▶ **DIRECTION**
Could you extend the forum thread on loading large CSV files into NumPy, starting right after its final line?

▶ **SOURCE PASSAGE**
+===+
Istvan Albert · Jan 11, 2007

oyekomova said:
csvread in Matlab for a very large csv file. Matlab read the file in
577 seconds. On the other hand, this code below kept running for over 2
hours. Can this program be made more efficient? FYI

There must be something wrong with your setup/program. I work with
large csv files as well and I never have performance problems of that
magnitude. Make sure you are not doing something else while parsing
your data.

Parsing 1 million lines with six columns with the program below takes
87 seconds on my laptop. Even your original version with extra slices
and all would still only be take about 50% more time.

import time, csv, random
from numpy import array

def make_data(rows=1E6, cols=6):
fp = open('data.txt', 'wt')
counter = range(cols)
for row in xrange( int(rows) ):
vals = map(str, [ random.random() for x in counter ] )
fp.write( '%s\n' % ','.join( vals ) )
fp.close()

def read_test():
start = time.clock()
reader = csv.reader( file('data.txt') )
data = [ map(float, row) for row in reader ]
data = array(data, dtype = float)
print 'Data size', len(data)
print 'Elapsed', time.clock() - start

#make_data()
read_test()

Travis E. Oliphant · Jan 12, 2007

oyekomova said:
Thanks for your help. I compared the following code in NumPy with the
csvread in Matlab for a very large csv file. Matlab read the file in
577 seconds. On the other hand, this code below kept running for over 2
hours. Can this program be made more efficient? FYI - The csv file was
a simple 6 column file with a header row and more than a million
records.

There is some facility to read simply-formatted files directly into NumPy.

You might try something like this.

numpy.fromfile('somename.csv', sep=',')

and then reshape the array.

-Travis

Travis E. Oliphant · Jan 12, 2007

oyekomova said:
Thanks for your help. I compared the following code in NumPy with the
csvread in Matlab for a very large csv file. Matlab read the file in
577 seconds. On the other hand, this code below kept running for over 2
hours. Can this program be made more efficient? FYI - The csv file was
a simple 6 column file with a header row and more than a million
records.

import csv
from numpy import array
import time
t1=time.clock()
file_to_read = file('somename.csv','r')
read_from = csv.reader(file_to_read)
read_from.next()

datalist = [ map(float, row[:]) for row in read_from ]

# now the real data
data = array(datalist, dtype = float)

elapsed=time.clock()-t1
print elapsed

If you use numpy.fromfile, you need to skip past the initial header row
yourself. Something like this:

fid = open('somename.csv')
+===+
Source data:
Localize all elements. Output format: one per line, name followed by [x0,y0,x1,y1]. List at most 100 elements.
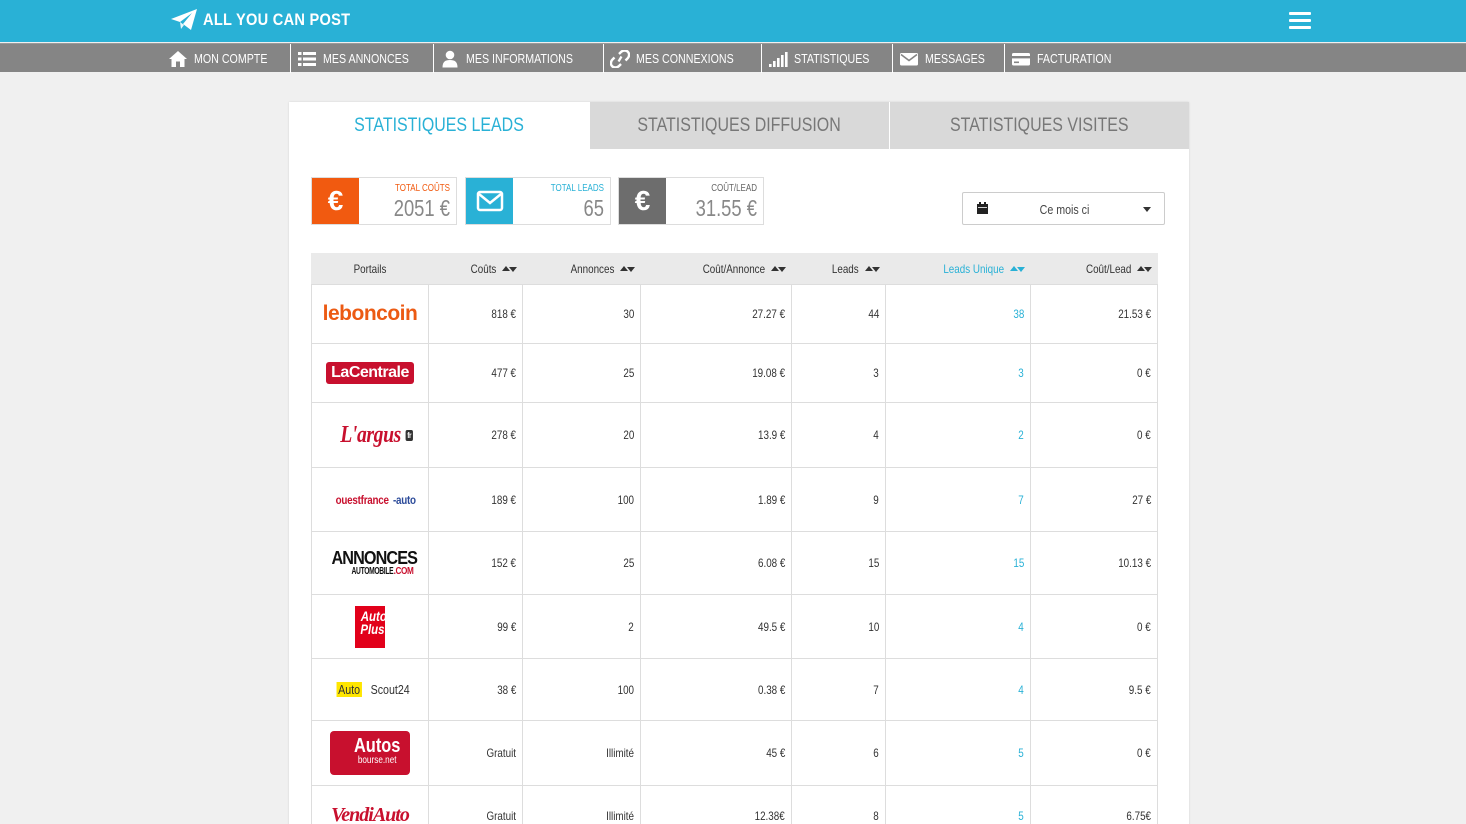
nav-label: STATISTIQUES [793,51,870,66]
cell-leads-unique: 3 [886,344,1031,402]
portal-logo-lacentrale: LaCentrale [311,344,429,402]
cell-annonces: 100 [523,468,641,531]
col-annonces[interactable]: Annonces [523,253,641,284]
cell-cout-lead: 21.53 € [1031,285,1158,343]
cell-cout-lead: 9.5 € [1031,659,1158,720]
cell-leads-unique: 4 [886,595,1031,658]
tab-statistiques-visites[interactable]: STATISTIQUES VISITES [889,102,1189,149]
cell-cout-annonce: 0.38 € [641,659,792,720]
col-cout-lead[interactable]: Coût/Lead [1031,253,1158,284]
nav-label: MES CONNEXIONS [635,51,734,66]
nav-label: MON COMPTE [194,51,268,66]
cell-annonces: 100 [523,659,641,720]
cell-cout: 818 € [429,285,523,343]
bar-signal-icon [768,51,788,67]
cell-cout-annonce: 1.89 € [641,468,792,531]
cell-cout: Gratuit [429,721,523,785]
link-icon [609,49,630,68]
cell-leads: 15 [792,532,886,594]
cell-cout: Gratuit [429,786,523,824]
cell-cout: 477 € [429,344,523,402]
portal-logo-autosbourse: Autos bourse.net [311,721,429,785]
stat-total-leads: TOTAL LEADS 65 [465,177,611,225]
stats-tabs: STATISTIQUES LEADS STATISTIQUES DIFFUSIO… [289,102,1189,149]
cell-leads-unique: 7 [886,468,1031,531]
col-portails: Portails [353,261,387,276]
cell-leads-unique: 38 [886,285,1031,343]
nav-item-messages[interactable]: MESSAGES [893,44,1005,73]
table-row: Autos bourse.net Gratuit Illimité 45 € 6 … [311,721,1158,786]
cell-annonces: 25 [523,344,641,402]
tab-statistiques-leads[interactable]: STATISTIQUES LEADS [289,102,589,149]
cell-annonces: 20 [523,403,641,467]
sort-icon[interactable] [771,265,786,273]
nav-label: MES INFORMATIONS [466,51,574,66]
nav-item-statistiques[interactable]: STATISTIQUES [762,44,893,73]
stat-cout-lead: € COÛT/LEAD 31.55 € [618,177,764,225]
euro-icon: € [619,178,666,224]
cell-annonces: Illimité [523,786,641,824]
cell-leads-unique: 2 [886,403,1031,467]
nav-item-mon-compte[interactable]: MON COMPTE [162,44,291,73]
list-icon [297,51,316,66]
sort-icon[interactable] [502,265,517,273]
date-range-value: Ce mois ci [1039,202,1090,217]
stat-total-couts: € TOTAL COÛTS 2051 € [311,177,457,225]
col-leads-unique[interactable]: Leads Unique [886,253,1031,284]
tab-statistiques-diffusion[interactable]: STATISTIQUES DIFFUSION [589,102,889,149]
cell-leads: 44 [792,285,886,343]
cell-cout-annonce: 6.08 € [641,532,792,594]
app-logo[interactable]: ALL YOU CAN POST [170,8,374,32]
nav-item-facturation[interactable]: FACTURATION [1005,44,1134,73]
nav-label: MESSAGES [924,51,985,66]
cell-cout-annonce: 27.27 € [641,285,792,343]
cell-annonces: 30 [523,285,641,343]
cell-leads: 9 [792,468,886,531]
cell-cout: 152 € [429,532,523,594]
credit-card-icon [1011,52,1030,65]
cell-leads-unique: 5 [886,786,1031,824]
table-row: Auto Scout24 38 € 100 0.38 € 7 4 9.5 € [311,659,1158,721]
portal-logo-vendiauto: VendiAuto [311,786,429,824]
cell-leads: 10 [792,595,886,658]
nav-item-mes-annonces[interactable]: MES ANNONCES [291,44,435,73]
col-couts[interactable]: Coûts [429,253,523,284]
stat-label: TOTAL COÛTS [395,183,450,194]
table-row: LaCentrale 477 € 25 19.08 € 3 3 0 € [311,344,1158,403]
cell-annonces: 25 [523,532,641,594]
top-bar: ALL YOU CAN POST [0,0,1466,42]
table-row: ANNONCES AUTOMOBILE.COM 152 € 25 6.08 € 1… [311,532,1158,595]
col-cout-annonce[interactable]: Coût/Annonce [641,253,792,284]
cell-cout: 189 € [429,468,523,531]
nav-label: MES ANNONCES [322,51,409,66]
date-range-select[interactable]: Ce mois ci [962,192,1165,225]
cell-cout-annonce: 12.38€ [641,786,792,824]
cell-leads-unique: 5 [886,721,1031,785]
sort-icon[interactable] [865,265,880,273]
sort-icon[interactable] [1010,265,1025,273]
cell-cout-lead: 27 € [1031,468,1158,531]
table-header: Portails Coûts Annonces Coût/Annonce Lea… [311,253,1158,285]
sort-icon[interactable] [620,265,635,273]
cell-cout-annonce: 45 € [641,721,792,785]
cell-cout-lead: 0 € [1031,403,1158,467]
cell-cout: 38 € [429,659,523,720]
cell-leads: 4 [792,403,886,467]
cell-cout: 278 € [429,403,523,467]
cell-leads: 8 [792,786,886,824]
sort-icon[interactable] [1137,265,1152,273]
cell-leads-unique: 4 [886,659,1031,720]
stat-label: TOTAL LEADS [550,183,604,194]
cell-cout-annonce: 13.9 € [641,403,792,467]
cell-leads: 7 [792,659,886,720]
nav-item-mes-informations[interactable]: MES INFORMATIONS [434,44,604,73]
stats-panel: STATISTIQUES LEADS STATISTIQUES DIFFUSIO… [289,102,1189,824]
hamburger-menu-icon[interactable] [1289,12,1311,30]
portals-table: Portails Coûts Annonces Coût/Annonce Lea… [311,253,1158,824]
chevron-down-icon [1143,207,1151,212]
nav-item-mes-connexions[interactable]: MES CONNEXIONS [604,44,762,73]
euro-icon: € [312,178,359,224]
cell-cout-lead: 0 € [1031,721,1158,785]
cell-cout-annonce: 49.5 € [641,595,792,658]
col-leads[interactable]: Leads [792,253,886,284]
+===+
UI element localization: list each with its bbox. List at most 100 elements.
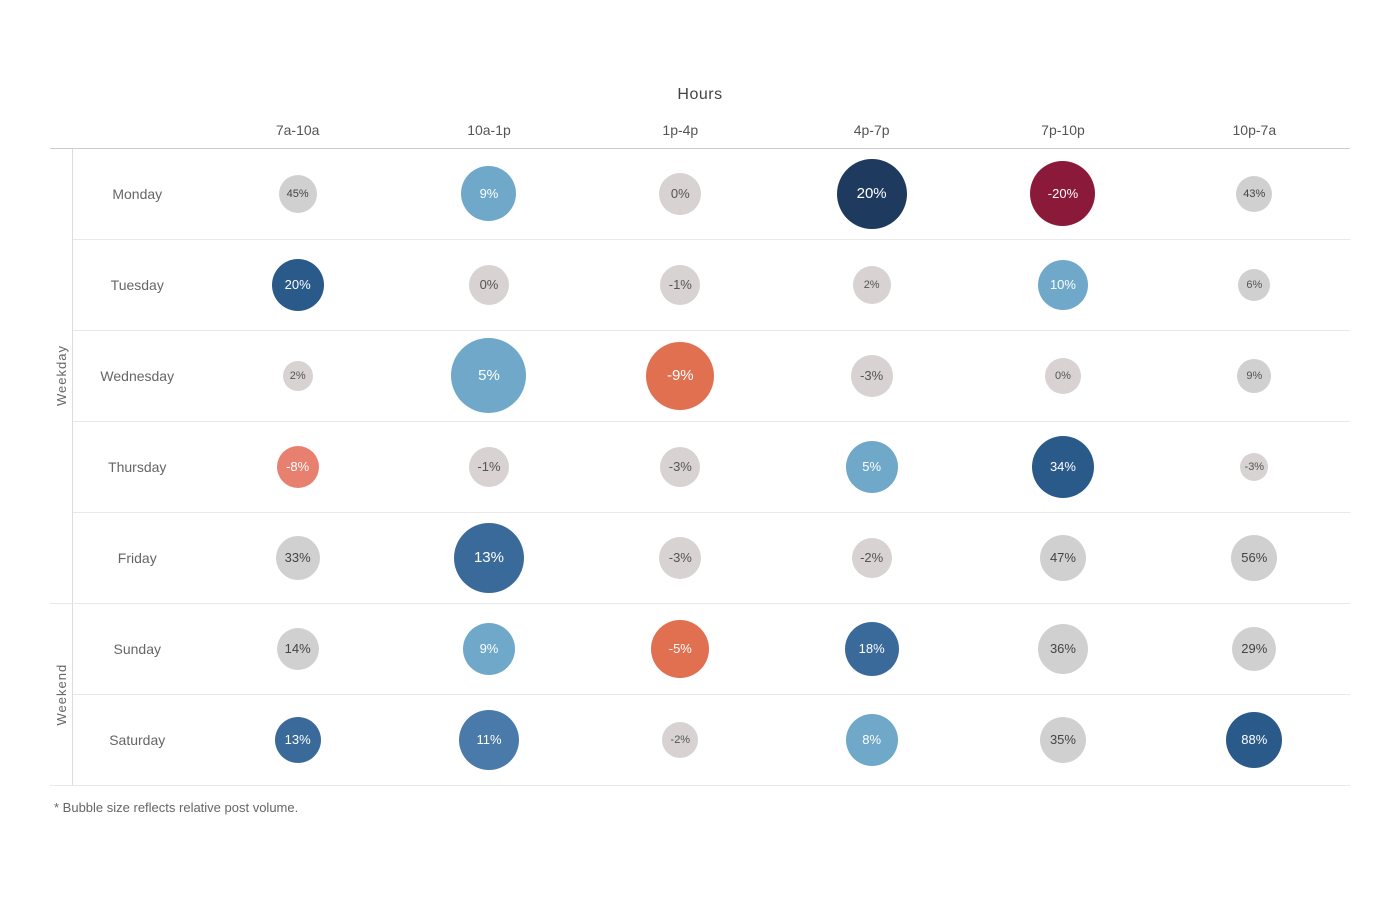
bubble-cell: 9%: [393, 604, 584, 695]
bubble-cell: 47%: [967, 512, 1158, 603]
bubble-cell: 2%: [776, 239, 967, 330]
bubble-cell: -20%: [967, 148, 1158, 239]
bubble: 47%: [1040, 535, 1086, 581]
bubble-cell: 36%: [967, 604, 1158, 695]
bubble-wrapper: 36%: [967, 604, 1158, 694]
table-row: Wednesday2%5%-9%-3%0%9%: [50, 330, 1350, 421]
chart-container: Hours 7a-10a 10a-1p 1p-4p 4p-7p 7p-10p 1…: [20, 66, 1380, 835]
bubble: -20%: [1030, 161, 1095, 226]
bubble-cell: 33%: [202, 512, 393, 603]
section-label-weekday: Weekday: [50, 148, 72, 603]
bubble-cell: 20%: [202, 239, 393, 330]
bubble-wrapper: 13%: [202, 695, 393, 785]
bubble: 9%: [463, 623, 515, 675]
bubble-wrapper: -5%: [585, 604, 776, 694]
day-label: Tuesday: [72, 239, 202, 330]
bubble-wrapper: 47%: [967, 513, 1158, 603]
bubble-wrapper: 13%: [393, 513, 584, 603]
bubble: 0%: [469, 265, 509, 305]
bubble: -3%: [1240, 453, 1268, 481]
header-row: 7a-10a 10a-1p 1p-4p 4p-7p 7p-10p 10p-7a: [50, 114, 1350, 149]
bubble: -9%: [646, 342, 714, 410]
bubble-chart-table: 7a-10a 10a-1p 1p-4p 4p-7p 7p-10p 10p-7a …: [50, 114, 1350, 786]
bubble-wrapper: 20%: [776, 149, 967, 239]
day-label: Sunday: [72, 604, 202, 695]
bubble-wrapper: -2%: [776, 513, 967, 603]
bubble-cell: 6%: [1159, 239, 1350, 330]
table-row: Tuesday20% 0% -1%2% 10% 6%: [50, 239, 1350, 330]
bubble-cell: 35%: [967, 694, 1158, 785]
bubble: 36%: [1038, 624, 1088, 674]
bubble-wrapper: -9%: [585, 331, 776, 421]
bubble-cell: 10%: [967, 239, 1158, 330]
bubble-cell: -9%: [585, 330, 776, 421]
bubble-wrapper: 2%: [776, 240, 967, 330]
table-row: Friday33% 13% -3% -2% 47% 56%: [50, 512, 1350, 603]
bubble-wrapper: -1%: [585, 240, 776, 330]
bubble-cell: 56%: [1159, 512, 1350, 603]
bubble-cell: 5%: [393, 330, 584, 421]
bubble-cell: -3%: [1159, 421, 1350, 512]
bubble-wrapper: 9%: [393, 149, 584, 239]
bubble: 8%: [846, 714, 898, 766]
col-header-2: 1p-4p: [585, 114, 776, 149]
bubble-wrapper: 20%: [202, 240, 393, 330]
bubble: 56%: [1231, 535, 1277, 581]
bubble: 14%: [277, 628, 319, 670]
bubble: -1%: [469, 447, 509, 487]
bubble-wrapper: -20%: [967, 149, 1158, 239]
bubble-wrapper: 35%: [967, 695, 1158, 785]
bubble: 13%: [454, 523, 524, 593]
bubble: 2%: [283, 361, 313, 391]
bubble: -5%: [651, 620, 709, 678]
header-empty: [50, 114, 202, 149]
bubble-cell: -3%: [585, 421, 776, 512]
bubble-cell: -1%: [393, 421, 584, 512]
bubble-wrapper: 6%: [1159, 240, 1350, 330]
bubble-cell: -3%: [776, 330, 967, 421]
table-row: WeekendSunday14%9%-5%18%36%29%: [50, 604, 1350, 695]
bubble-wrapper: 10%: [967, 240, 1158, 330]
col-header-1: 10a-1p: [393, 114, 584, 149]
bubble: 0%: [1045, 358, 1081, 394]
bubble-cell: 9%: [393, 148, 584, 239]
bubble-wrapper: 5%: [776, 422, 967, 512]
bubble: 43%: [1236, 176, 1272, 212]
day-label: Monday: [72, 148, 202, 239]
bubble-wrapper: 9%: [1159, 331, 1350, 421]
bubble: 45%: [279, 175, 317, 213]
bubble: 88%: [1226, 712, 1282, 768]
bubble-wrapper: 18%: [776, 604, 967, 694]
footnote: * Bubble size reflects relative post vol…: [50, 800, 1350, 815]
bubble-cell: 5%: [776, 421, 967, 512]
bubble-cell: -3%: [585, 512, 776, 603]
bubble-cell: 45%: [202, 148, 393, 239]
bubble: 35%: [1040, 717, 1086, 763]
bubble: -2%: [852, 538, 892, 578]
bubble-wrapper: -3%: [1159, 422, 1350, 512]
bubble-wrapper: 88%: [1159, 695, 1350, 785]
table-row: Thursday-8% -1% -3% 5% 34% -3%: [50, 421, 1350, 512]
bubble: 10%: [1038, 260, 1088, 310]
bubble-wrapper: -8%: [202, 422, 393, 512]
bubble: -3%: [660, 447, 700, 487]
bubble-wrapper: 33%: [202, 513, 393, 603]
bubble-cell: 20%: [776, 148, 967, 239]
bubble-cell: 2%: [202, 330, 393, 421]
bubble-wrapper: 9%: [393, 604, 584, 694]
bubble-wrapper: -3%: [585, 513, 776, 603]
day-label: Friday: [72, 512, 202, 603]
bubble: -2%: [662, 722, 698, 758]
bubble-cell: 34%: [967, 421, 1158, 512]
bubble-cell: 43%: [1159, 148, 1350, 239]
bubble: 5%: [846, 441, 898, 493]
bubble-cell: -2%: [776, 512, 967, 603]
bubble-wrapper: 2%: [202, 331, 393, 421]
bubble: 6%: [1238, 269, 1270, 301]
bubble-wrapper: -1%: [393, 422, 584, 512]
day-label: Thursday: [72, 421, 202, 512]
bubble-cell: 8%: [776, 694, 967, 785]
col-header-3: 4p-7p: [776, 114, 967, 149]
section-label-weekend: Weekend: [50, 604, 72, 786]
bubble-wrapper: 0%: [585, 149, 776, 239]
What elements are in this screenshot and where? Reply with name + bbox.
+===+
▶ **FINAL ANSWER**
data = numpy.fromfile(fid, sep=',').reshape(-1,6)
# for 6-column data.

-Travis

Robert Kern · Jan 12, 2007

Travis said:
If you use numpy.fromfile, you need to skip past the initial header row
yourself. Something like this:

fid = open('somename.csv')

# I think you also meant to include this line:
header = fid.readline()

data = numpy.fromfile(fid, sep=',').reshape(-1,6)
# for 6-column data.

--
Robert Kern

"I have come to believe that the whole world is an enigma, a harmless enigma
that is made terrible by our own mad attempt to interpret it as though it had
an underlying truth."
-- Umberto Eco

oyekomova · Jan 13, 2007

Thanks to everyone for their excellent suggestions. I was able to
acheive the following results with all your suggestions. However, I am
unable to cross file size of 6 million rows. I would appreciate any
helpful suggestions on avoiding memory errors. None of the solutions
posted was able to cross this limit.
Data size 1999999
Elapsed 63.4050884573Data size 4999999
Elapsed 177.888915777Data size 5999999'
Traceback (most recent call last):
File "C:/Documents/some.py", line 27, in <module>
read_test()
File "C:/Documents/some.py", line 21, in read_test
data = array(data, dtype = float)
MemoryError

sturlamolden · Jan 13, 2007

oyekomova said:
Thanks to everyone for their excellent suggestions. I was able to
acheive the following results with all your suggestions. However, I am
unable to cross file size of 6 million rows. I would appreciate any
helpful suggestions on avoiding memory errors. None of the solutions
posted was able to cross this limit.

The error message means you are running out of RAM.

With 6 million rows and 6 columns, the size of the data array is (only)
274 MiB. I have no problem allocating it on my laptop. How large is the
csv file and how much RAM do you have?

Also it helps to post the whole code you are trying to run. I don't
care much for guesswork.

oyekomova · Jan 13, 2007

Thanks for your note. I have 1Gig of RAM. Also, Matlab has no problem
in reading the file into memory. I am just running Istvan's code that
was posted earlier.

import time, csv, random
from numpy import array

def make_data(rows=1E6, cols=6):
fp = open('data.txt', 'wt')
counter = range(cols)
for row in xrange( int(rows) ):
vals = map(str, [ random.random() for x in counter ] )
fp.write( '%s\n' % ','.join( vals ) )
fp.close()

def read_test():
start = time.clock()
reader = csv.reader( file('data.txt') )
data = [ map(float, row) for row in reader ]
data = array(data, dtype = float)
print 'Data size', len(data)
print 'Elapsed', time.clock() - start

#make_data()
read_test()

skip · Jan 13, 2007

oyekomova> def read_test():
oyekomova> start = time.clock()
oyekomova> reader = csv.reader( file('data.txt') )
oyekomova> data = [ map(float, row) for row in reader ]
oyekomova> data = array(data, dtype = float)
oyekomova> print 'Data size', len(data)
oyekomova> print 'Elapsed', time.clock() - start

You have the entire file in memory as well as the entire array. Try
operating line-by-line.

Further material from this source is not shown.